Stored data entries:
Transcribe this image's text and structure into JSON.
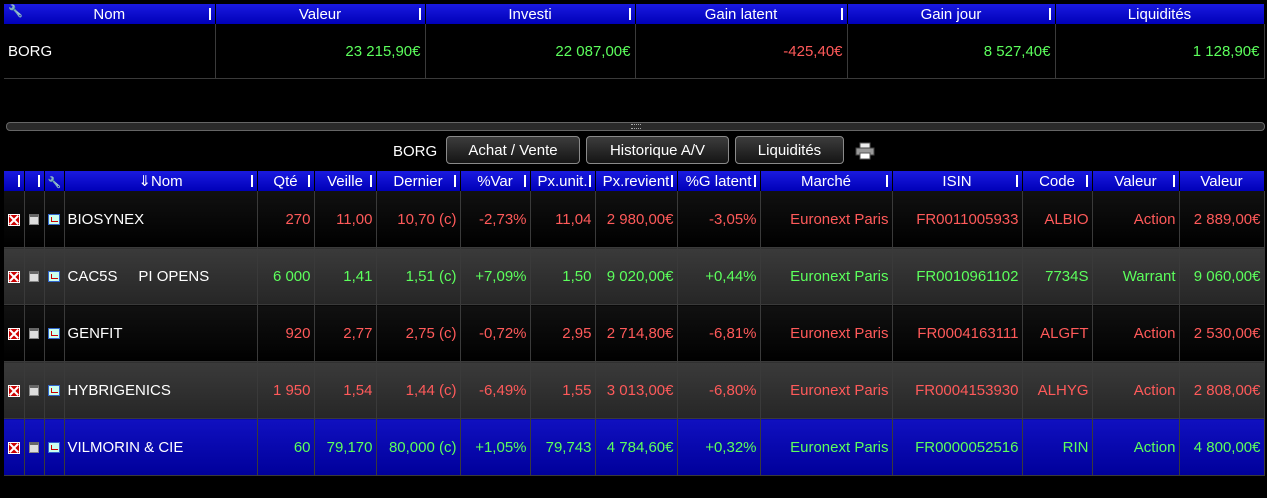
{
  "summary": {
    "headers": [
      "Nom",
      "Valeur",
      "Investi",
      "Gain latent",
      "Gain jour",
      "Liquidités"
    ],
    "row": [
      "BORG",
      "23 215,90€",
      "22 087,00€",
      "-425,40€",
      "8 527,40€",
      "1 128,90€"
    ]
  },
  "toolbar": {
    "portfolio_label": "BORG",
    "buy_sell": "Achat / Vente",
    "history": "Historique A/V",
    "cash": "Liquidités"
  },
  "positions": {
    "headers": [
      "⇓Nom",
      "Qté",
      "Veille",
      "Dernier",
      "%Var",
      "Px.unit.",
      "Px.revient",
      "%G latent",
      "Marché",
      "ISIN",
      "Code",
      "Valeur",
      "Valeur"
    ],
    "rows": [
      [
        "BIOSYNEX",
        "270",
        "11,00",
        "10,70 (c)",
        "-2,73%",
        "11,04",
        "2 980,00€",
        "-3,05%",
        "Euronext Paris",
        "FR0011005933",
        "ALBIO",
        "Action",
        "2 889,00€"
      ],
      [
        "CAC5S     PI OPENS",
        "6 000",
        "1,41",
        "1,51 (c)",
        "+7,09%",
        "1,50",
        "9 020,00€",
        "+0,44%",
        "Euronext Paris",
        "FR0010961102",
        "7734S",
        "Warrant",
        "9 060,00€"
      ],
      [
        "GENFIT",
        "920",
        "2,77",
        "2,75 (c)",
        "-0,72%",
        "2,95",
        "2 714,80€",
        "-6,81%",
        "Euronext Paris",
        "FR0004163111",
        "ALGFT",
        "Action",
        "2 530,00€"
      ],
      [
        "HYBRIGENICS",
        "1 950",
        "1,54",
        "1,44 (c)",
        "-6,49%",
        "1,55",
        "3 013,00€",
        "-6,80%",
        "Euronext Paris",
        "FR0004153930",
        "ALHYG",
        "Action",
        "2 808,00€"
      ],
      [
        "VILMORIN & CIE",
        "60",
        "79,170",
        "80,000 (c)",
        "+1,05%",
        "79,743",
        "4 784,60€",
        "+0,32%",
        "Euronext Paris",
        "FR0000052516",
        "RIN",
        "Action",
        "4 800,00€"
      ]
    ]
  },
  "colors": {
    "header_blue": "#0000cc",
    "gain": "#5cff5c",
    "loss": "#ff5a5a",
    "selected_row": "#0000aa"
  }
}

Requirement — The records shown above are to be repeated exactly, with the pictures left out.

The output —
Transcribe this image's text and structure into JSON.
{
  "summary": {
    "headers": [
      "Nom",
      "Valeur",
      "Investi",
      "Gain latent",
      "Gain jour",
      "Liquidités"
    ],
    "row": [
      "BORG",
      "23 215,90€",
      "22 087,00€",
      "-425,40€",
      "8 527,40€",
      "1 128,90€"
    ]
  },
  "toolbar": {
    "portfolio_label": "BORG",
    "buy_sell": "Achat / Vente",
    "history": "Historique A/V",
    "cash": "Liquidités"
  },
  "positions": {
    "headers": [
      "⇓Nom",
      "Qté",
      "Veille",
      "Dernier",
      "%Var",
      "Px.unit.",
      "Px.revient",
      "%G latent",
      "Marché",
      "ISIN",
      "Code",
      "Valeur",
      "Valeur"
    ],
    "rows": [
      [
        "BIOSYNEX",
        "270",
        "11,00",
        "10,70 (c)",
        "-2,73%",
        "11,04",
        "2 980,00€",
        "-3,05%",
        "Euronext Paris",
        "FR0011005933",
        "ALBIO",
        "Action",
        "2 889,00€"
      ],
      [
        "CAC5S     PI OPENS",
        "6 000",
        "1,41",
        "1,51 (c)",
        "+7,09%",
        "1,50",
        "9 020,00€",
        "+0,44%",
        "Euronext Paris",
        "FR0010961102",
        "7734S",
        "Warrant",
        "9 060,00€"
      ],
      [
        "GENFIT",
        "920",
        "2,77",
        "2,75 (c)",
        "-0,72%",
        "2,95",
        "2 714,80€",
        "-6,81%",
        "Euronext Paris",
        "FR0004163111",
        "ALGFT",
        "Action",
        "2 530,00€"
      ],
      [
        "HYBRIGENICS",
        "1 950",
        "1,54",
        "1,44 (c)",
        "-6,49%",
        "1,55",
        "3 013,00€",
        "-6,80%",
        "Euronext Paris",
        "FR0004153930",
        "ALHYG",
        "Action",
        "2 808,00€"
      ],
      [
        "VILMORIN & CIE",
        "60",
        "79,170",
        "80,000 (c)",
        "+1,05%",
        "79,743",
        "4 784,60€",
        "+0,32%",
        "Euronext Paris",
        "FR0000052516",
        "RIN",
        "Action",
        "4 800,00€"
      ]
    ]
  },
  "colors": {
    "header_blue": "#0000cc",
    "gain": "#5cff5c",
    "loss": "#ff5a5a",
    "selected_row": "#0000aa"
  }
}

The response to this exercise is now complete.